● WRITTEN TASK: Look through the material and copy each line holding "document".

Start of EXTRACTED RECORDS

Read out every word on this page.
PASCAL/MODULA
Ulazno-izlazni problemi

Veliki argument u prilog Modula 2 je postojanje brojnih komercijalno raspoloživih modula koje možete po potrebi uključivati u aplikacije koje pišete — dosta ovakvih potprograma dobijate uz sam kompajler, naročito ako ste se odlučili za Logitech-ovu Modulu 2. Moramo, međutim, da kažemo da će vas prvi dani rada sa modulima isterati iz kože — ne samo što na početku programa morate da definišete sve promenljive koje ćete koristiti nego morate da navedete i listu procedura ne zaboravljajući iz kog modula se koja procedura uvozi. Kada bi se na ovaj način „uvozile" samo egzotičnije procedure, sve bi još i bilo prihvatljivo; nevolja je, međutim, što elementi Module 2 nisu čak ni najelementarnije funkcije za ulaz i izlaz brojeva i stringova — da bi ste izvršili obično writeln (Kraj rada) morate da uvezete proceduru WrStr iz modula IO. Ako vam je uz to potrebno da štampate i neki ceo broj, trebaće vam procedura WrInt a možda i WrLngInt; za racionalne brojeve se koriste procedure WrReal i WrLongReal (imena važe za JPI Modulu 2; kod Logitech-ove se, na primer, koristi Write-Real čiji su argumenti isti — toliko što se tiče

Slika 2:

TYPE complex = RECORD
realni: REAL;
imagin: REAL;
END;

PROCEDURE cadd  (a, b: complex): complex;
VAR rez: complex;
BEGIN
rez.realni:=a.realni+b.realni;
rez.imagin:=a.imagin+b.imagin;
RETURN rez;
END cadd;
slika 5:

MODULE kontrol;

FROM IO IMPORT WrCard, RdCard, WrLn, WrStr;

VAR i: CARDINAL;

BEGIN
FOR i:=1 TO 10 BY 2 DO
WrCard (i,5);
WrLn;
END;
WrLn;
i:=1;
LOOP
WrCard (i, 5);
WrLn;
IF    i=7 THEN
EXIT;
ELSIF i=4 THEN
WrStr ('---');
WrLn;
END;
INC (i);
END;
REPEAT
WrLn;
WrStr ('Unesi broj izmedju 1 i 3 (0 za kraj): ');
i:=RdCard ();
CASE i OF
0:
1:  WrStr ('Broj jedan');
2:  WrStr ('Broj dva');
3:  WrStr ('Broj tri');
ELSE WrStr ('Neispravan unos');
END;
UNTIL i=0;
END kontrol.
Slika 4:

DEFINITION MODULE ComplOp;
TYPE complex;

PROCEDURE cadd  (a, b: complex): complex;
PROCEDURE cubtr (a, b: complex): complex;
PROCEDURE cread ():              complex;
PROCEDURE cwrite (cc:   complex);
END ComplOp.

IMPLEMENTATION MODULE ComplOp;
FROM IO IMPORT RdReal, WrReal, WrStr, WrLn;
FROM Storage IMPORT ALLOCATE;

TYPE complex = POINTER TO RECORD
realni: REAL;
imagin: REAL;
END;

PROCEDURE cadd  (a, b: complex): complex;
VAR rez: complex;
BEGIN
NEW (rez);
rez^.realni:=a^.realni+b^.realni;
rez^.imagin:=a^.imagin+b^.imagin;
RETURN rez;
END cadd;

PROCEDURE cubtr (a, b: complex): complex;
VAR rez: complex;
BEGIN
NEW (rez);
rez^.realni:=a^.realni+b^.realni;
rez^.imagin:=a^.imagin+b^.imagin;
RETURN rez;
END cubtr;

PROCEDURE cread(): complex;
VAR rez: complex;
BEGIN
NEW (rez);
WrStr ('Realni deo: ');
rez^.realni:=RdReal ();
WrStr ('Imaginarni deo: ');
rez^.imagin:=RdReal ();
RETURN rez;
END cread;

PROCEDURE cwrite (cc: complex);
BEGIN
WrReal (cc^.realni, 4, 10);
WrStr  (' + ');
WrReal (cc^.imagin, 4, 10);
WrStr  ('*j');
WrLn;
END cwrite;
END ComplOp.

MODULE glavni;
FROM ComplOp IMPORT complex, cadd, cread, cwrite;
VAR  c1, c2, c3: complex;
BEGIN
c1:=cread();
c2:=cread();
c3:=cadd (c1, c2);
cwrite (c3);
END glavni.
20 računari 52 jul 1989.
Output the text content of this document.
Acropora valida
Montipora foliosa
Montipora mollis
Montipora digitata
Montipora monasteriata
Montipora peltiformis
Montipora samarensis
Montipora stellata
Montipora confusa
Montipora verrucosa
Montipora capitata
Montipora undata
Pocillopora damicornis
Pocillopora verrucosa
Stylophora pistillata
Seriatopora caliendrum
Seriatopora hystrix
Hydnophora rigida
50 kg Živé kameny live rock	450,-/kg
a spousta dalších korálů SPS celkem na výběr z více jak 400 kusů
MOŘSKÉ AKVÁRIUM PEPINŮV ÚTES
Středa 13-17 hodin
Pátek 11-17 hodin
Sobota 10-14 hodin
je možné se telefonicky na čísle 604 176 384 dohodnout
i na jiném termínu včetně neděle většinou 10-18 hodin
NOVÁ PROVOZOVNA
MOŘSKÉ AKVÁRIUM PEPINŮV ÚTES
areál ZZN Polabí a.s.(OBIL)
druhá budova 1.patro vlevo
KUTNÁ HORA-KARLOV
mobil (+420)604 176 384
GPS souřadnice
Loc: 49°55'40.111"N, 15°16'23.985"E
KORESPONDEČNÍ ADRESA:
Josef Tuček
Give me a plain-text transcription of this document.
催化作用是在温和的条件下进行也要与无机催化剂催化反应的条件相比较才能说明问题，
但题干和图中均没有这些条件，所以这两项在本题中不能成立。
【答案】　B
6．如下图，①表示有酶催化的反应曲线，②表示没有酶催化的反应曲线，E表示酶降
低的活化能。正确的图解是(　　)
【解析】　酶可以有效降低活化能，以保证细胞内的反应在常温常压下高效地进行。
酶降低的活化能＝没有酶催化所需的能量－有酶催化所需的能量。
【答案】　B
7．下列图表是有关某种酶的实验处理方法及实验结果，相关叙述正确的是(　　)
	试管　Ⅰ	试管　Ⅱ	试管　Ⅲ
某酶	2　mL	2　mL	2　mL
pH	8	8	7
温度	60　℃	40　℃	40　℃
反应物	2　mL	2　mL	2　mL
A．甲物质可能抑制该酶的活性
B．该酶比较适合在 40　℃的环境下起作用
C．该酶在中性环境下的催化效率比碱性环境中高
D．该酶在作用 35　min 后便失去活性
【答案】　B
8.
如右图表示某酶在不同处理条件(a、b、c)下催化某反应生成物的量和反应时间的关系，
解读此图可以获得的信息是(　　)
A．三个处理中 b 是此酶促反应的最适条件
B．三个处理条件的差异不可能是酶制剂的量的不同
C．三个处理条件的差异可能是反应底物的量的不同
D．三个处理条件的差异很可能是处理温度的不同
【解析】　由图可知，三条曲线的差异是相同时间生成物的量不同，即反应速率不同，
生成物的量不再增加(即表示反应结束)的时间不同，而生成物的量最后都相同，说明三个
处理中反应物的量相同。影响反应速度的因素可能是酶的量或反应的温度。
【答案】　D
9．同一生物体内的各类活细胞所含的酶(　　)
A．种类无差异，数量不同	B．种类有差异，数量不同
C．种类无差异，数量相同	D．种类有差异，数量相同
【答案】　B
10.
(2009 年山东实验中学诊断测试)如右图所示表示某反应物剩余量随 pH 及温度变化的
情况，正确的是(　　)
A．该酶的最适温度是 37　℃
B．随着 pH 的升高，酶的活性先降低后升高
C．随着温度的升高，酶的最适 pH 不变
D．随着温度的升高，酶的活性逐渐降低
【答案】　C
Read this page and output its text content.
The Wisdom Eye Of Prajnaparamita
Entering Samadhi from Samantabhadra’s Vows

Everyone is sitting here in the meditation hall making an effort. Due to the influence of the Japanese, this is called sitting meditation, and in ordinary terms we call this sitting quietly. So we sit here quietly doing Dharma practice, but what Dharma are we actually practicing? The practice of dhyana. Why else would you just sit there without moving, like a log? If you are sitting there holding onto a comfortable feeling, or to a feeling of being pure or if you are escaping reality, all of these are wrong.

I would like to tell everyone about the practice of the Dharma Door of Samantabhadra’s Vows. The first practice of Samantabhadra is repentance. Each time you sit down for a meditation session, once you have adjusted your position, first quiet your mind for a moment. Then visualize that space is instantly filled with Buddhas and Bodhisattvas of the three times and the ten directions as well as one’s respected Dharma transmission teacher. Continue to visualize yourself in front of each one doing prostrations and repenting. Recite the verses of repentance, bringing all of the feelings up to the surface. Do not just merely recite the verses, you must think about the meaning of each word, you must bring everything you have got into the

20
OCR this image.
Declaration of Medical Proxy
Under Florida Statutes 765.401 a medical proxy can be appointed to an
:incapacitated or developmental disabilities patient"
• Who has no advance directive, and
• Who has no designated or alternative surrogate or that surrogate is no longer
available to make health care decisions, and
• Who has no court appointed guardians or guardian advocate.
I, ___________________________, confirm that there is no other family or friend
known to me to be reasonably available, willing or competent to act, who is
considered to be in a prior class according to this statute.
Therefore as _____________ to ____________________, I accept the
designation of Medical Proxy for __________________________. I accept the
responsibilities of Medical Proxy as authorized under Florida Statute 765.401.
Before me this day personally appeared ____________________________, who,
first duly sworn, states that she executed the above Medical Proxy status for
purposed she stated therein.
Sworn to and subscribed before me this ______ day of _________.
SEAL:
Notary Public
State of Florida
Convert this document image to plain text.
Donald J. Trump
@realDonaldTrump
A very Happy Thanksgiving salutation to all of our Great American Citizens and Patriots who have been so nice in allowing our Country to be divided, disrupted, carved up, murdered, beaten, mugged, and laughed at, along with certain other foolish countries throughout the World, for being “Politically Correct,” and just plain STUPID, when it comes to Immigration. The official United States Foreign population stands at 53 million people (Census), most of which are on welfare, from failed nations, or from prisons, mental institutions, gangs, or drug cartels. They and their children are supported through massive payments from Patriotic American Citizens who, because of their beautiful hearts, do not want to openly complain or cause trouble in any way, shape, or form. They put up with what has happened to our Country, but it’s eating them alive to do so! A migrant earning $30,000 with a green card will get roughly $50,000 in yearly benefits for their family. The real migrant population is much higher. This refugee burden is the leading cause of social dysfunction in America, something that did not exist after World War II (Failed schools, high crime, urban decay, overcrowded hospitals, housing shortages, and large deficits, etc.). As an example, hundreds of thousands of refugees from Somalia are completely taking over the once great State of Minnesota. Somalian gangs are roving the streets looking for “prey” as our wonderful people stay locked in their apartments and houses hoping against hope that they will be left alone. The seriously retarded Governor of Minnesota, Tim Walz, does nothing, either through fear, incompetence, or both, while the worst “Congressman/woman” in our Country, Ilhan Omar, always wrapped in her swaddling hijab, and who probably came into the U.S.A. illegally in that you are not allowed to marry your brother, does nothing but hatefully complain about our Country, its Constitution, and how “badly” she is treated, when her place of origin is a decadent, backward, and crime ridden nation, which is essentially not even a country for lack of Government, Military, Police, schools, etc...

End of EXTRACTED RECORDS

● THE COMPLETED TASK:
Output the text content of this document.
Give me a plain-text transcription of this document.
Convert this document image to plain text.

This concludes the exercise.